DO THIS
Where a line of the listing below includes the word "password", reproduce that line.

DATASET ROWS

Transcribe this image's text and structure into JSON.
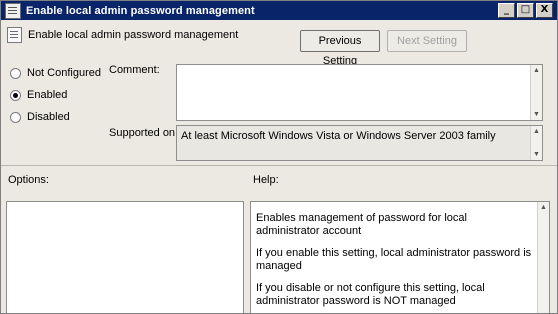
{
  "window": {
    "title": "Enable local admin password management",
    "minimize": "_",
    "maximize": "□",
    "close": "X"
  },
  "header": {
    "policy_name": "Enable local admin password management",
    "previous_button": "Previous Setting",
    "next_button": "Next Setting"
  },
  "state": {
    "not_configured": "Not Configured",
    "enabled": "Enabled",
    "disabled": "Disabled",
    "selected": "Enabled"
  },
  "comment": {
    "label": "Comment:",
    "value": ""
  },
  "supported": {
    "label": "Supported on:",
    "value": "At least Microsoft Windows Vista or Windows Server 2003 family"
  },
  "options": {
    "label": "Options:"
  },
  "help": {
    "label": "Help:",
    "paragraphs": [
      "Enables management of password for local administrator account",
      "If you enable this setting, local administrator password is managed",
      "If you disable or not configure this setting, local administrator password is NOT managed"
    ]
  }
}
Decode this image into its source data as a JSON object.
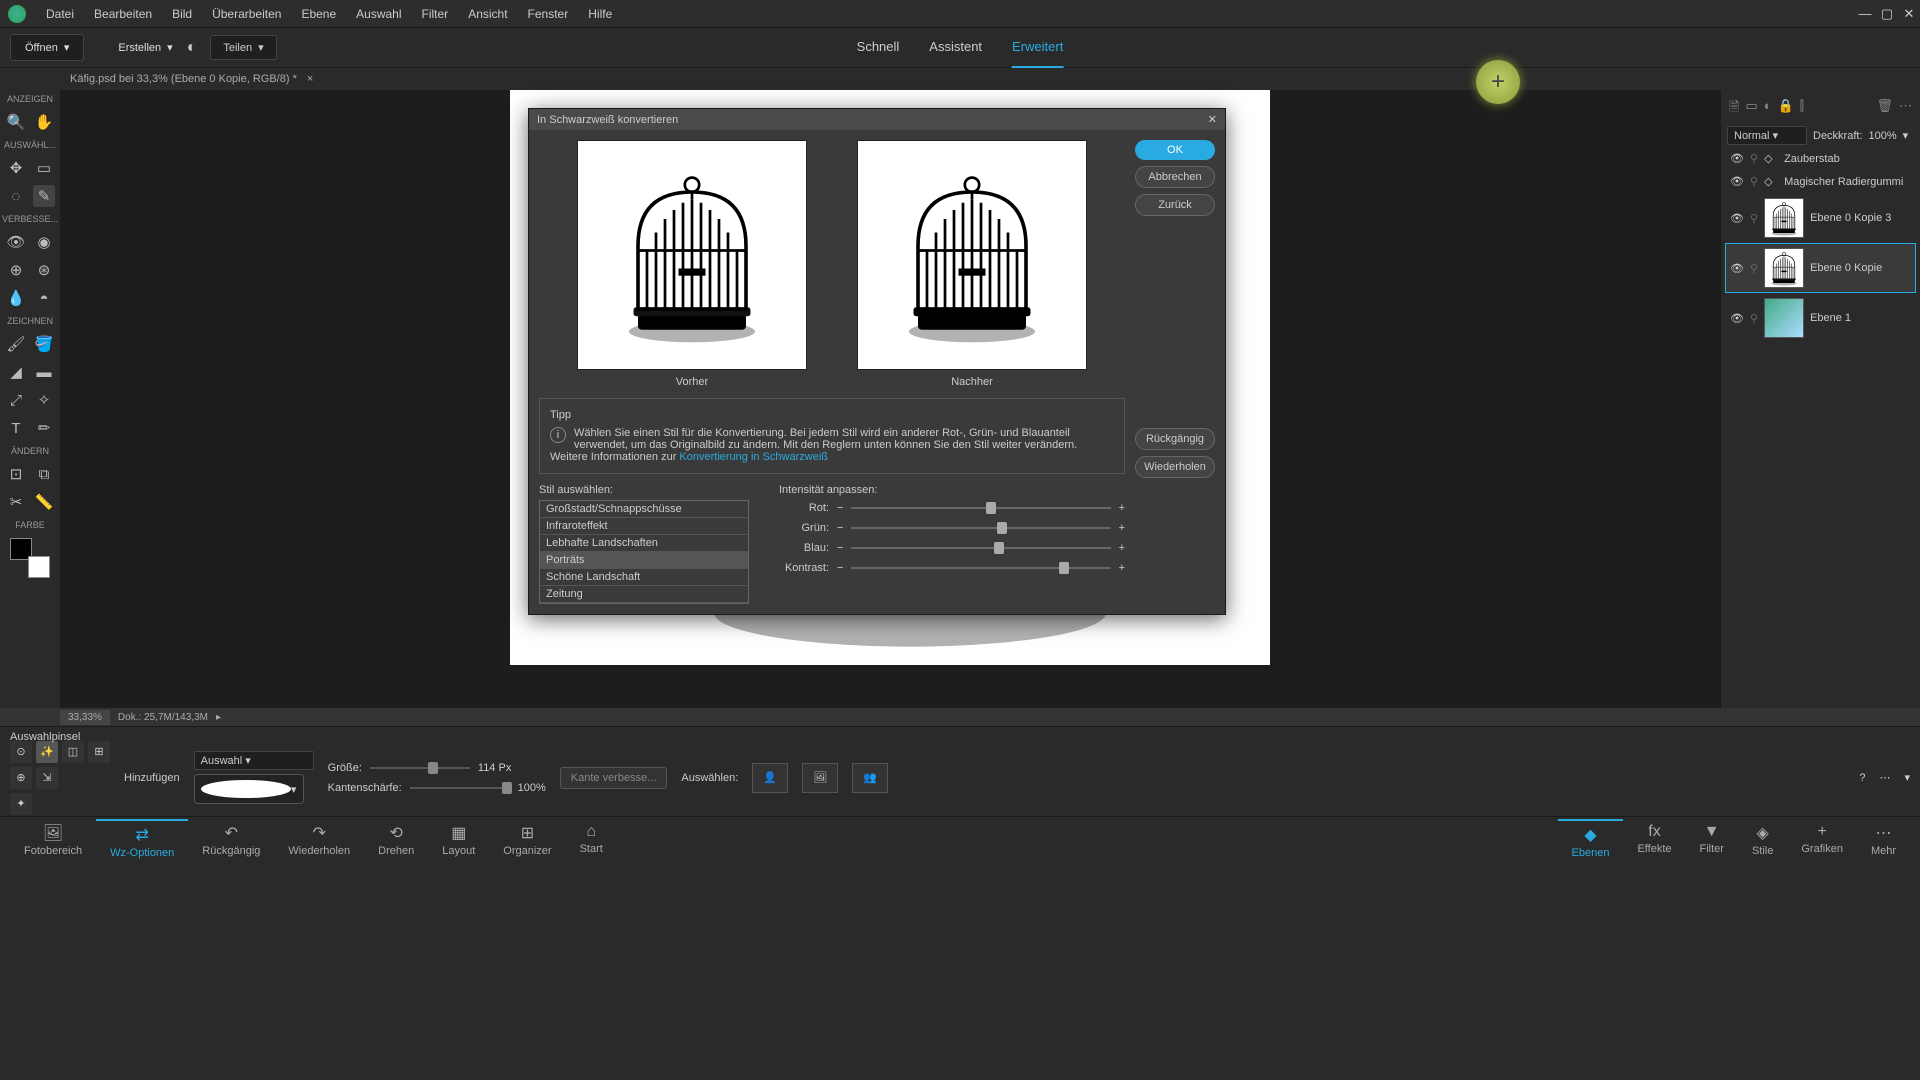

CORRECT OUTPUT
    "title": "Enable local admin password management",
    "policy_name": "Enable local admin password management",
      "Enables management of password for local administrator account",
      "If you enable this setting, local administrator password is managed",
      "If you disable or not configure this setting, local administrator password is NOT managed"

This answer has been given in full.